> **AIM OF THE EXERCISE**: Extract the entries in their exact form.
>> begin
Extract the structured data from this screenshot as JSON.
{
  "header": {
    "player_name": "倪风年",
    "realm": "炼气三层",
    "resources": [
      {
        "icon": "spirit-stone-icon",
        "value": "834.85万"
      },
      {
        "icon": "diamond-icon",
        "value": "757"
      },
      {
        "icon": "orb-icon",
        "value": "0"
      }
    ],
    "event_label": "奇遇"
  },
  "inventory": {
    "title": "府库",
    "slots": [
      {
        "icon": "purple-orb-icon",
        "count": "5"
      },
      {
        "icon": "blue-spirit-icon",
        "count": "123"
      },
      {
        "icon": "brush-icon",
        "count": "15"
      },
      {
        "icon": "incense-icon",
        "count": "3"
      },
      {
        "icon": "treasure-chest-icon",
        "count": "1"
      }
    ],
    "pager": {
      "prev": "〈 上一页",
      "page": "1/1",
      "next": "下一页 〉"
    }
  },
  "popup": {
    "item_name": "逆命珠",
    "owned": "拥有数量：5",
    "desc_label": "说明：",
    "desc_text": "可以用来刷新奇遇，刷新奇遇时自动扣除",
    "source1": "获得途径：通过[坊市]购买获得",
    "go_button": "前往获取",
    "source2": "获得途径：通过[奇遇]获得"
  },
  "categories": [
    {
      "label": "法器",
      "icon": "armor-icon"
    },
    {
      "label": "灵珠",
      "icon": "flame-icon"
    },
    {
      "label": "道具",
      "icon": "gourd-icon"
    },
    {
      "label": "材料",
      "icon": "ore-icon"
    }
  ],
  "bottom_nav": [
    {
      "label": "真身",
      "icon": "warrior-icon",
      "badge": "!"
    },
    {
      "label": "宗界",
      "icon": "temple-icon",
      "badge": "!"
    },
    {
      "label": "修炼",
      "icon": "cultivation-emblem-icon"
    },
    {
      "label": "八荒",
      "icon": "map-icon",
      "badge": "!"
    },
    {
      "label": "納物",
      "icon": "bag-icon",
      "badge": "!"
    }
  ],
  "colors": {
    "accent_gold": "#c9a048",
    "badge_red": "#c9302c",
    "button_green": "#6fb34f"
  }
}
>> end
> **EXERCISE ANSWER**:
Extract the structured data from this screenshot as JSON.
{
  "header": {
    "player_name": "倪风年",
    "realm": "炼气三层",
    "resources": [
      {
        "icon": "spirit-stone-icon",
        "value": "834.85万"
      },
      {
        "icon": "diamond-icon",
        "value": "757"
      },
      {
        "icon": "orb-icon",
        "value": "0"
      }
    ],
    "event_label": "奇遇"
  },
  "inventory": {
    "title": "府库",
    "slots": [
      {
        "icon": "purple-orb-icon",
        "count": "5"
      },
      {
        "icon": "blue-spirit-icon",
        "count": "123"
      },
      {
        "icon": "brush-icon",
        "count": "15"
      },
      {
        "icon": "incense-icon",
        "count": "3"
      },
      {
        "icon": "treasure-chest-icon",
        "count": "1"
      }
    ],
    "pager": {
      "prev": "〈 上一页",
      "page": "1/1",
      "next": "下一页 〉"
    }
  },
  "popup": {
    "item_name": "逆命珠",
    "owned": "拥有数量：5",
    "desc_label": "说明：",
    "desc_text": "可以用来刷新奇遇，刷新奇遇时自动扣除",
    "source1": "获得途径：通过[坊市]购买获得",
    "go_button": "前往获取",
    "source2": "获得途径：通过[奇遇]获得"
  },
  "categories": [
    {
      "label": "法器",
      "icon": "armor-icon"
    },
    {
      "label": "灵珠",
      "icon": "flame-icon"
    },
    {
      "label": "道具",
      "icon": "gourd-icon"
    },
    {
      "label": "材料",
      "icon": "ore-icon"
    }
  ],
  "bottom_nav": [
    {
      "label": "真身",
      "icon": "warrior-icon",
      "badge": "!"
    },
    {
      "label": "宗界",
      "icon": "temple-icon",
      "badge": "!"
    },
    {
      "label": "修炼",
      "icon": "cultivation-emblem-icon"
    },
    {
      "label": "八荒",
      "icon": "map-icon",
      "badge": "!"
    },
    {
      "label": "納物",
      "icon": "bag-icon",
      "badge": "!"
    }
  ],
  "colors": {
    "accent_gold": "#c9a048",
    "badge_red": "#c9302c",
    "button_green": "#6fb34f"
  }
}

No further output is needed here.